- [EXERCISE] Examine the material below. Gather every line in which the string "this" appears.

— Start INPUT DATA —

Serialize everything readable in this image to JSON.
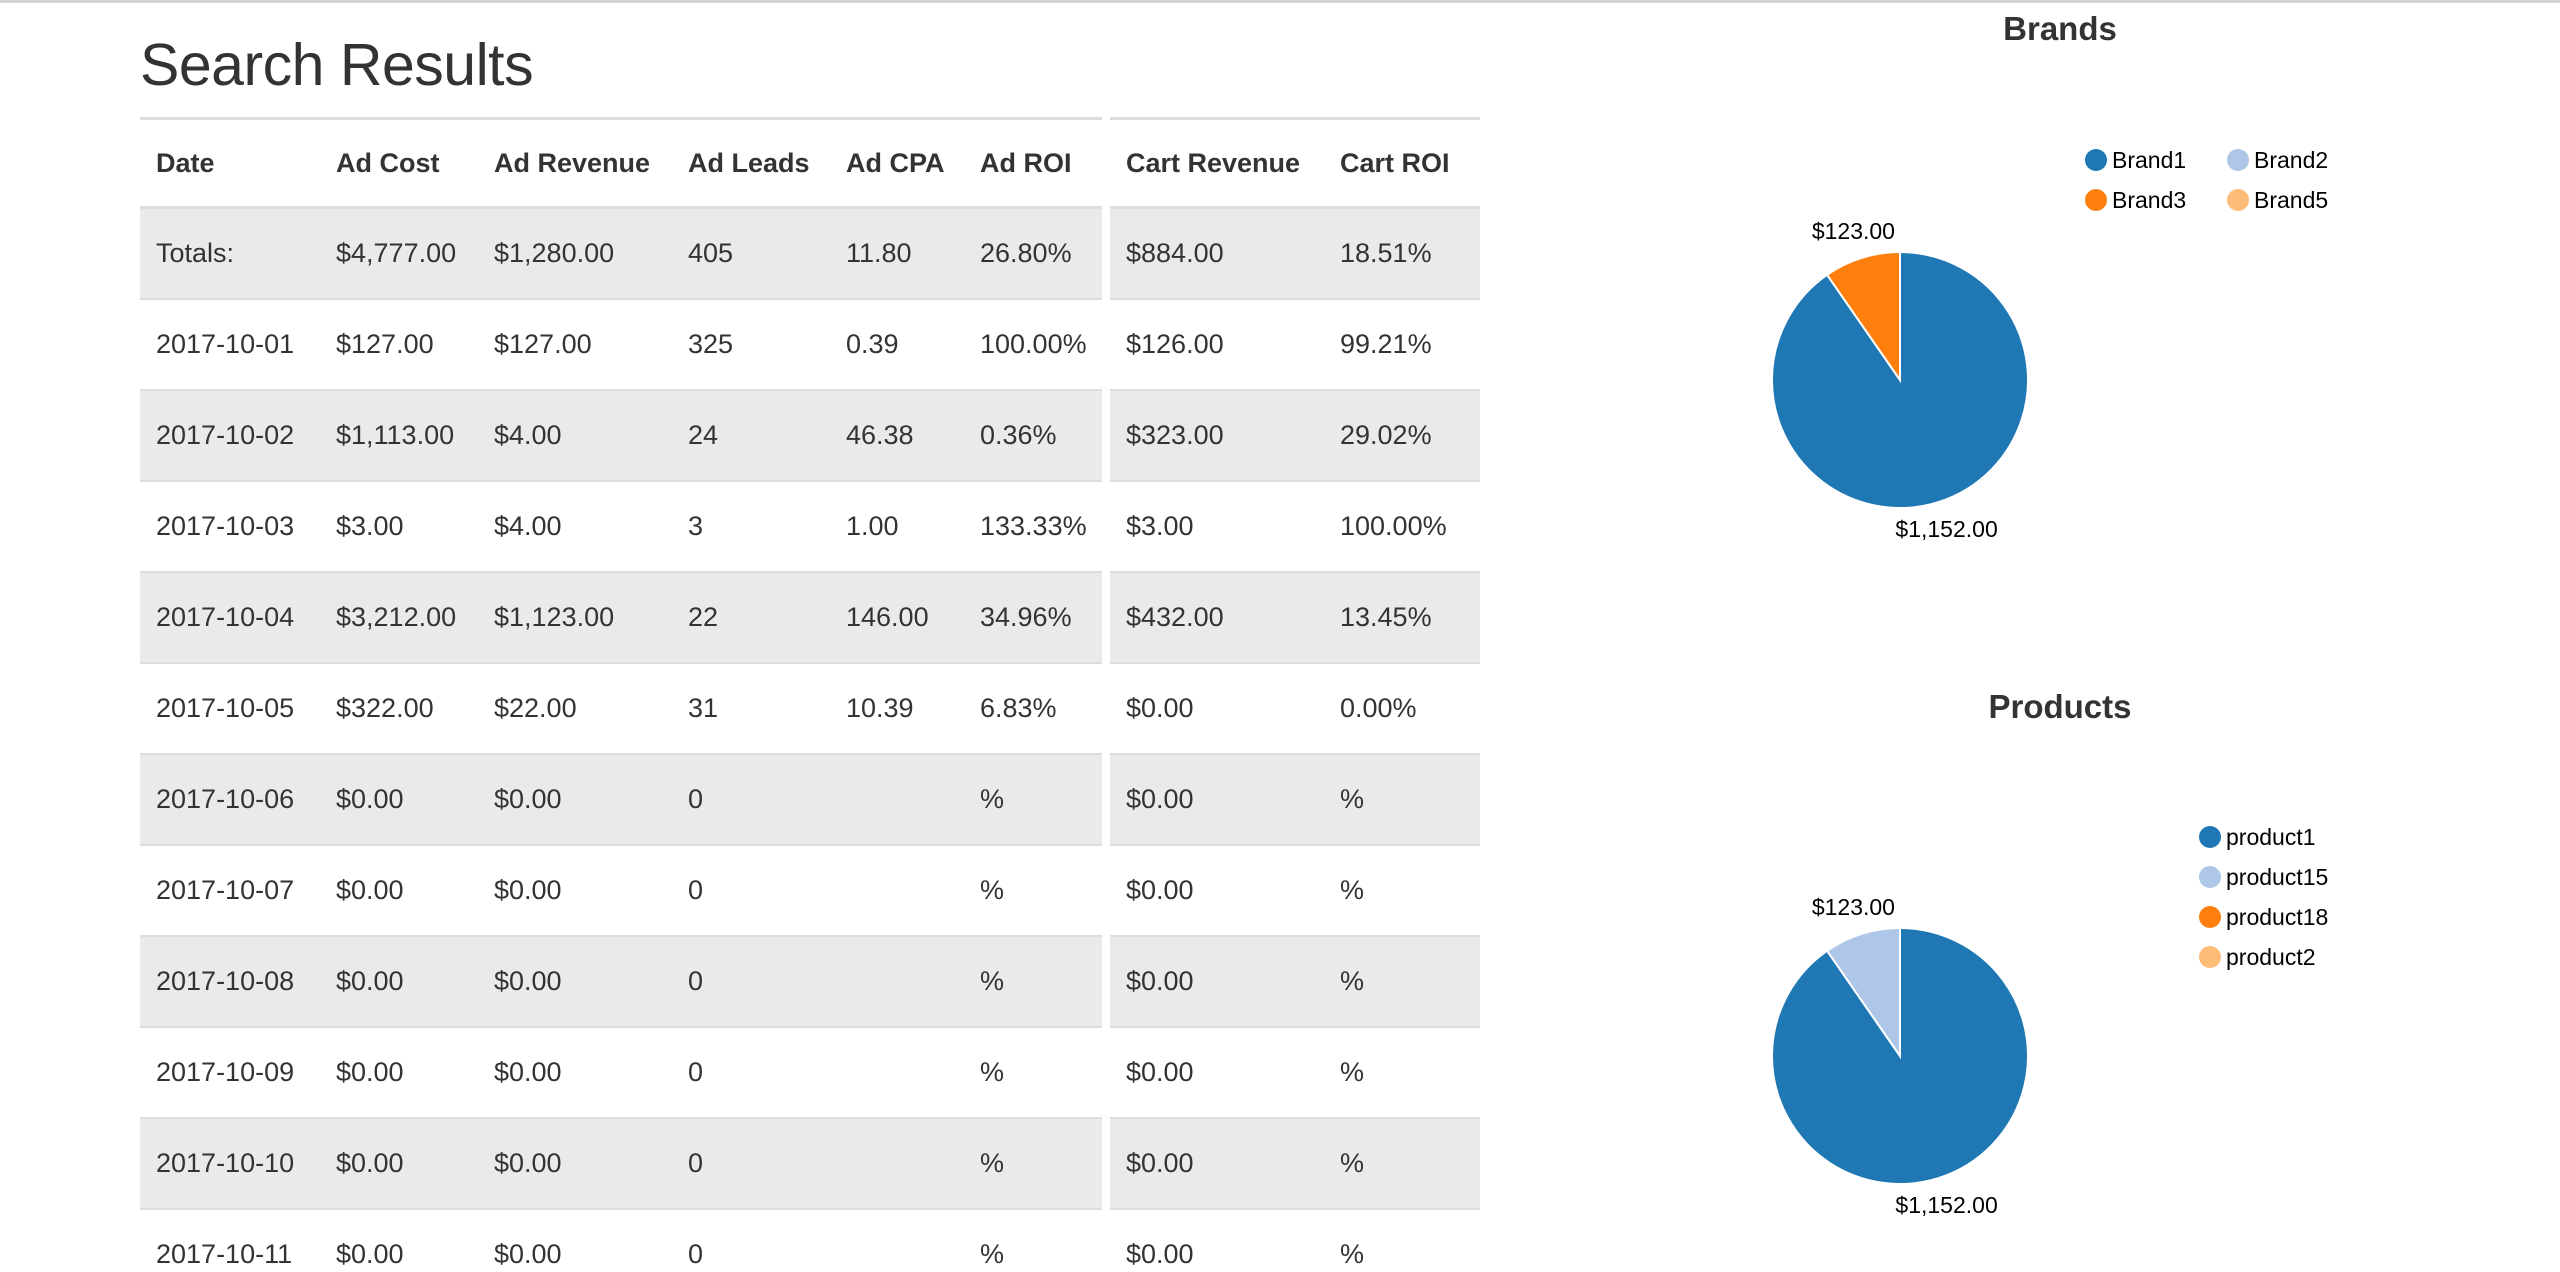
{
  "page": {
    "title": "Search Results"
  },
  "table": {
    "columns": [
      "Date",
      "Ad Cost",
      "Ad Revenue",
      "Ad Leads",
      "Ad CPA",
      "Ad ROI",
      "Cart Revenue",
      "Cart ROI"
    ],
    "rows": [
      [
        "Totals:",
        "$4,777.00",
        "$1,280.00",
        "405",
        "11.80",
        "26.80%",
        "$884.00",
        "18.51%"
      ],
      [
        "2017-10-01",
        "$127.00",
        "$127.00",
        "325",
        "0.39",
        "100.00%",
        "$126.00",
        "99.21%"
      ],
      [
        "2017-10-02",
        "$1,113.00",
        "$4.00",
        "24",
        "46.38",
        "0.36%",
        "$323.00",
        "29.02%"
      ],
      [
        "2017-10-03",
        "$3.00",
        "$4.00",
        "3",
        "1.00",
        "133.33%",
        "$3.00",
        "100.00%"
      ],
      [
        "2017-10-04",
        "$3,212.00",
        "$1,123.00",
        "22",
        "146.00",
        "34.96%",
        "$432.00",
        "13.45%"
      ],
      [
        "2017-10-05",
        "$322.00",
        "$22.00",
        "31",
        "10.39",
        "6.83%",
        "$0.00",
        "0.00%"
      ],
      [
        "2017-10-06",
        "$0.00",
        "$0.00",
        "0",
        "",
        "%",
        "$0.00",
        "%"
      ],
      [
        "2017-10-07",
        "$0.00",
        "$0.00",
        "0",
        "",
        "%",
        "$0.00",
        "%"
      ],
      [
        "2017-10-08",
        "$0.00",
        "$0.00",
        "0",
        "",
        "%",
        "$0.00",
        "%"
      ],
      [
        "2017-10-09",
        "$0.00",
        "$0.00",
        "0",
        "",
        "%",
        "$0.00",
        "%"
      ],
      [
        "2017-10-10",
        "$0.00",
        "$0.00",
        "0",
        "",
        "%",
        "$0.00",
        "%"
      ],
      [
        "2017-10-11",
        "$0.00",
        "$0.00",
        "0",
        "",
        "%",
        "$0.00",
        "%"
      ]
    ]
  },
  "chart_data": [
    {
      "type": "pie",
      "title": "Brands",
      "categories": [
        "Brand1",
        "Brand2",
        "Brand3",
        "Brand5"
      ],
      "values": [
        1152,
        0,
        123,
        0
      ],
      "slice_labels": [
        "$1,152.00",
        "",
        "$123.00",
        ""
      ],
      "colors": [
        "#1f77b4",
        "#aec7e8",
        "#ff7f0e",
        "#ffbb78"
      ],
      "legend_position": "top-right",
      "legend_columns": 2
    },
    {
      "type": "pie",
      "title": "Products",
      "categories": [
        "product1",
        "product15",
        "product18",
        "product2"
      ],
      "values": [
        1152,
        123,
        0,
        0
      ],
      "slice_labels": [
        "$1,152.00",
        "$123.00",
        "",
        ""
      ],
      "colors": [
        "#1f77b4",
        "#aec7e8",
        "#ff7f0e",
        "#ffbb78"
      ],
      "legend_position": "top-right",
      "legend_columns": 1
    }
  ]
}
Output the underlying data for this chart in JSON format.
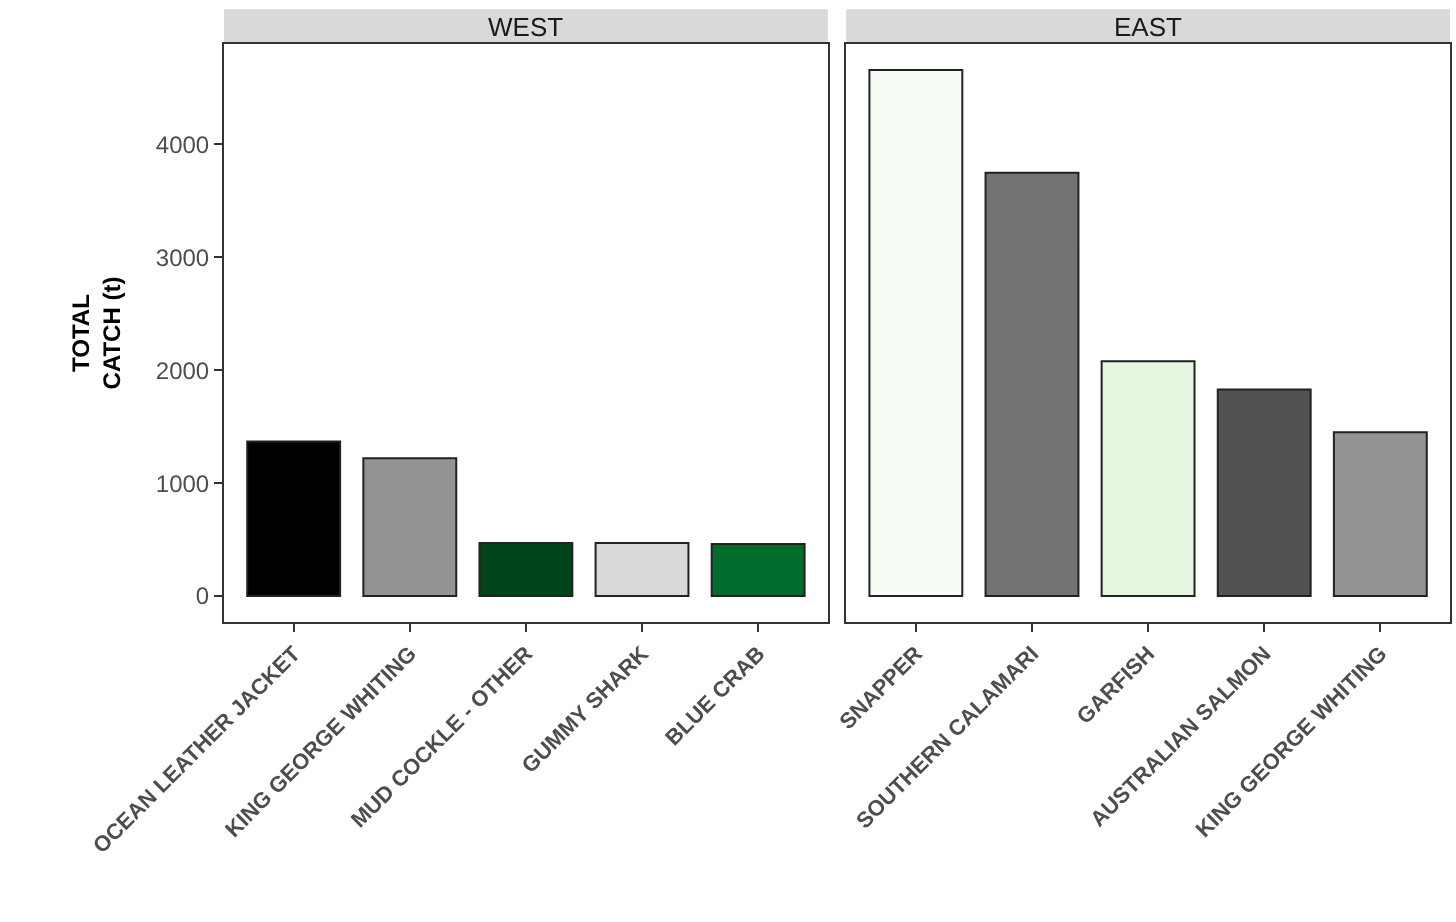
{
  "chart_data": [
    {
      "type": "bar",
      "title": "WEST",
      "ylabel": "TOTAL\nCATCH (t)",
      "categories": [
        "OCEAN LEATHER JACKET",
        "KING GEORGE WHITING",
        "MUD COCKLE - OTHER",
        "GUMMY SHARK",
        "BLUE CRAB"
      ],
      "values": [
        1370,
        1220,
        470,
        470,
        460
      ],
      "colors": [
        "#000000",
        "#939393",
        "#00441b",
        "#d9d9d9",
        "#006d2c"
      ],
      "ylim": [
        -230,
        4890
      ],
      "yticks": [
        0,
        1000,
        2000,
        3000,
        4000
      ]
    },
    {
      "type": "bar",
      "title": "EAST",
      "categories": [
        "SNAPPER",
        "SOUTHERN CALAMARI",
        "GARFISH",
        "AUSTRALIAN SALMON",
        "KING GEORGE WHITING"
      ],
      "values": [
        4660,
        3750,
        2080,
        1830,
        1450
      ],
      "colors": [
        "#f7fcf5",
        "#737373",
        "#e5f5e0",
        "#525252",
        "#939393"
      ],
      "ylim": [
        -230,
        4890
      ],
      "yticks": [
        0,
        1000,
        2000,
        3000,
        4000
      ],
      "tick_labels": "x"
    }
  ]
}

— End INPUT DATA —

- [TASK OUTPUT]
Serialize everything readable in this image to JSON.
Output the underlying data for this chart in JSON format.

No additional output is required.